(Extracted records)
####
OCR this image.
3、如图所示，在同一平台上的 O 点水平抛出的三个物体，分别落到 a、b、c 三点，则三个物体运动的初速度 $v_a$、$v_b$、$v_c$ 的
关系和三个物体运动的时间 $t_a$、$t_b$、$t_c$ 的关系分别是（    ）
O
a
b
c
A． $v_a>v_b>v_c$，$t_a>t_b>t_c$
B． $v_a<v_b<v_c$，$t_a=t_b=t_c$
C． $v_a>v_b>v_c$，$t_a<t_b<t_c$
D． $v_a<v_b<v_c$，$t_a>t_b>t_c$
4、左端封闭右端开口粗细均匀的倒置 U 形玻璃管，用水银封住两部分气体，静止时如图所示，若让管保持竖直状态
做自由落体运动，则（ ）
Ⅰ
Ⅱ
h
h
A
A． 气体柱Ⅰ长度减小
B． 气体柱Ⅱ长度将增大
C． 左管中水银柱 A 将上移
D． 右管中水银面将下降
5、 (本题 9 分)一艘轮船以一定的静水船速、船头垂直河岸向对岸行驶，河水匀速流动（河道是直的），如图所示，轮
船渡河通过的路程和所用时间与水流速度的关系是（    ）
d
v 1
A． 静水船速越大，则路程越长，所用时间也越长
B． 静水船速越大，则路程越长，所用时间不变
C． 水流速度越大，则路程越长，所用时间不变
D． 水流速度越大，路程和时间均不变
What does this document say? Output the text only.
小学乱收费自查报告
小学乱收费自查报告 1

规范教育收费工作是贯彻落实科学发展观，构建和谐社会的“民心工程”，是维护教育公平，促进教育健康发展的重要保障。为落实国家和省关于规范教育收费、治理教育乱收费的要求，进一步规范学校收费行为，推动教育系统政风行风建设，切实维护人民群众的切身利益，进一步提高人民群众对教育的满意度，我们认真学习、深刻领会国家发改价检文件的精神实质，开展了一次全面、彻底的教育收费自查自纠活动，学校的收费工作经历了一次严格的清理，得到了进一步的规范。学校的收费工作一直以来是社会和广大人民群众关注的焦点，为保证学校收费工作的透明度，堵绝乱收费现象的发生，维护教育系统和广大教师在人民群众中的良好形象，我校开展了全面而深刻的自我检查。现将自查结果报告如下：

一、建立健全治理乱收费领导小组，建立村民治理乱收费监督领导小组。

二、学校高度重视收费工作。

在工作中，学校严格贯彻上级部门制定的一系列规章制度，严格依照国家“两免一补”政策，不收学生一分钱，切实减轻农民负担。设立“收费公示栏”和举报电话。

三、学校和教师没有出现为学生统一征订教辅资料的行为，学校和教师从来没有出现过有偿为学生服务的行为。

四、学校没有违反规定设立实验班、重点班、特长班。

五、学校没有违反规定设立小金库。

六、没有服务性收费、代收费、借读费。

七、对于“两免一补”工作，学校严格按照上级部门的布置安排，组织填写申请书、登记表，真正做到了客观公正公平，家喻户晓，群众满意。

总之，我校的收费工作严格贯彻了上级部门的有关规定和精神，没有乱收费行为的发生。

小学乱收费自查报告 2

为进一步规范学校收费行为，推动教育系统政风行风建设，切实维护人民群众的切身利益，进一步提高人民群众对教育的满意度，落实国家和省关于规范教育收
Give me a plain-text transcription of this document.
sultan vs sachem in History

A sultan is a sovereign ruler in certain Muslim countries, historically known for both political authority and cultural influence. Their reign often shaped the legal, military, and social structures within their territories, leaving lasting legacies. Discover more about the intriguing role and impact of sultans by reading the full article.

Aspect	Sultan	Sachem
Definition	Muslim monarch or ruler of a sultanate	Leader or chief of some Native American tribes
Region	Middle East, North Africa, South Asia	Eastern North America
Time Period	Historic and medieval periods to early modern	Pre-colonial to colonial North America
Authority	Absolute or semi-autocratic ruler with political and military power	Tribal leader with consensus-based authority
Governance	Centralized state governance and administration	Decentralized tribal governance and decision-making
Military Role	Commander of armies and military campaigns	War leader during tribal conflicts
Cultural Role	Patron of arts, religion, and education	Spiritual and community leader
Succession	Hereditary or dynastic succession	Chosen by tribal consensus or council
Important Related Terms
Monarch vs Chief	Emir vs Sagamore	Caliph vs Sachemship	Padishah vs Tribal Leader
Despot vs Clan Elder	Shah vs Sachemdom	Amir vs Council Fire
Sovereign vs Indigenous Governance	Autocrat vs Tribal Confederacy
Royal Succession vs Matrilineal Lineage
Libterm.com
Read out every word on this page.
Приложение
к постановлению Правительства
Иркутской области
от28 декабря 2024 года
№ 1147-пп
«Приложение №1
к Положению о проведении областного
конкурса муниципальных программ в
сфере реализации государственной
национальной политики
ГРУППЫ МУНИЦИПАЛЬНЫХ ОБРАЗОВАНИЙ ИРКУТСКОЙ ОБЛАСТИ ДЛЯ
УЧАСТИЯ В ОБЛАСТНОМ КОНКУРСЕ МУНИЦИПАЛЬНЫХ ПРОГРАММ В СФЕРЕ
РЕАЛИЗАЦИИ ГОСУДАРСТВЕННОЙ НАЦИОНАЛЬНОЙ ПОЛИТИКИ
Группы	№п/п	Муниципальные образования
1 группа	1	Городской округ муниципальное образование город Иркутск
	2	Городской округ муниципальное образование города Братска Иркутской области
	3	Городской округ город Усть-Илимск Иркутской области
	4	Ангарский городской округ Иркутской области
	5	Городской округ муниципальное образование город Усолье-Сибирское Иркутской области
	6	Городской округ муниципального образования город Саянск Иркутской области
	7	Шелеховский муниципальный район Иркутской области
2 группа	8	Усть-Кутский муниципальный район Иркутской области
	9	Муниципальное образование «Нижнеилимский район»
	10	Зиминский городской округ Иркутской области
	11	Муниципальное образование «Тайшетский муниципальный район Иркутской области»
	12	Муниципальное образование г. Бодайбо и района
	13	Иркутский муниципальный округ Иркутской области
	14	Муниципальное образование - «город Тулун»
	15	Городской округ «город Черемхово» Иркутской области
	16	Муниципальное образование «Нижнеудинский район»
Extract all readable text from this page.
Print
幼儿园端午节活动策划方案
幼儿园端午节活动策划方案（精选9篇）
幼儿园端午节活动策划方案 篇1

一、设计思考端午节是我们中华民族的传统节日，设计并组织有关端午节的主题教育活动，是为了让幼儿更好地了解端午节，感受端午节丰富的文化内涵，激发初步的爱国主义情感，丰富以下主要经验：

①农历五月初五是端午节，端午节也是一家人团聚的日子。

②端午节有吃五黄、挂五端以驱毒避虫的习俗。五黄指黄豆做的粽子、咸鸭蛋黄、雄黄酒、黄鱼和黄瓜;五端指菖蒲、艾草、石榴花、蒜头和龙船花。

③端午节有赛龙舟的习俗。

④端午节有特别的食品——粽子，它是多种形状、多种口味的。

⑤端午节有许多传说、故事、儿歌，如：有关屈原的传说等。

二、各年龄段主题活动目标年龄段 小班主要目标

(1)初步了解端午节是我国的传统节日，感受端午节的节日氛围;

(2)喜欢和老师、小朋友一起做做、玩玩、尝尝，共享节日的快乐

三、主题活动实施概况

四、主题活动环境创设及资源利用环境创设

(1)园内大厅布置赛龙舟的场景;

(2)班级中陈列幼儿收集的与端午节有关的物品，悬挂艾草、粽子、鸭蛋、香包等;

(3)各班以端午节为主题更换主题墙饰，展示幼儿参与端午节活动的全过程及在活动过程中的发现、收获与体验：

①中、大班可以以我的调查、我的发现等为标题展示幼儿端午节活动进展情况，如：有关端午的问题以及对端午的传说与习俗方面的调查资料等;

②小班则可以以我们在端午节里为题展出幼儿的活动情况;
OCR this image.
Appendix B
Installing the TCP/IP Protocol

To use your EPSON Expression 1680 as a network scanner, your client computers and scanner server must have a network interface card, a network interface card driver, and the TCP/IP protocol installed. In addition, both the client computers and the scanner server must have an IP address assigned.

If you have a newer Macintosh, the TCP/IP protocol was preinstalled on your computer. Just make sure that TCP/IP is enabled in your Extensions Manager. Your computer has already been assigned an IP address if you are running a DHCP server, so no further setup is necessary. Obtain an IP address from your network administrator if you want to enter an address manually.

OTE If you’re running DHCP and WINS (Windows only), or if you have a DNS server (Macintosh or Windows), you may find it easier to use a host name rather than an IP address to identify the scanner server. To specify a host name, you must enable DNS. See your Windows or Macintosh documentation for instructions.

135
####
• _Task description_: Report all lines of the data above that include the string "only".

• _Output of the exercise_:
What does this document say? Output the text only.
OTE If you’re running DHCP and WINS (Windows only), or if you have a DNS server (Macintosh or Windows), you may find it easier to use a host name rather than an IP address to identify the scanner server. To specify a host name, you must enable DNS. See your Windows or Macintosh documentation for instructions.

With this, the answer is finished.